GIVEN EXERCISE:
Show each line that has the string "choose" in it.

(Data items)
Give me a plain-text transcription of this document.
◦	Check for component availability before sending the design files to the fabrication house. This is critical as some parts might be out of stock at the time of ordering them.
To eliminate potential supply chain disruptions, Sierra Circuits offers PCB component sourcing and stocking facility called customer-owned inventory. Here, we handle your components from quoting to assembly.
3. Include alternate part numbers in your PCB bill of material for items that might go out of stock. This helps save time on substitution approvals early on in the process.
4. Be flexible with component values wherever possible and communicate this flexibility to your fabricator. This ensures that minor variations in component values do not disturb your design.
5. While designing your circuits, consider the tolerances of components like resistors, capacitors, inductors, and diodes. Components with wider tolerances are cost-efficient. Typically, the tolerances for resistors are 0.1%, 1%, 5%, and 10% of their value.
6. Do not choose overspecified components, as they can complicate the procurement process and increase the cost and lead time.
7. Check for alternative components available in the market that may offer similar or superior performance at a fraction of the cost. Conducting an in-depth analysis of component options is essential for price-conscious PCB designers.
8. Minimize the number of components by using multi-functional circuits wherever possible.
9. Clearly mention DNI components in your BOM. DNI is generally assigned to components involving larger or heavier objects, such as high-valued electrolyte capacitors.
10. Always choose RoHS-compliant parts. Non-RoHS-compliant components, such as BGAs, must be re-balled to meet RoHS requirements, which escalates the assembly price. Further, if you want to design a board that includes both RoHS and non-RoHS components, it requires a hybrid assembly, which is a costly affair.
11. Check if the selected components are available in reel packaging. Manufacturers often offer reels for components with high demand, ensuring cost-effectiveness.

RESULT FOR THIS TASK:
6. Do not choose overspecified components, as they can complicate the procurement process and increase the cost and lead time.
10. Always choose RoHS-compliant parts. Non-RoHS-compliant components, such as BGAs, must be re-balled to meet RoHS requirements, which escalates the assembly price. Further, if you want to design a board that includes both RoHS and non-RoHS components, it requires a hybrid assembly, which is a costly affair.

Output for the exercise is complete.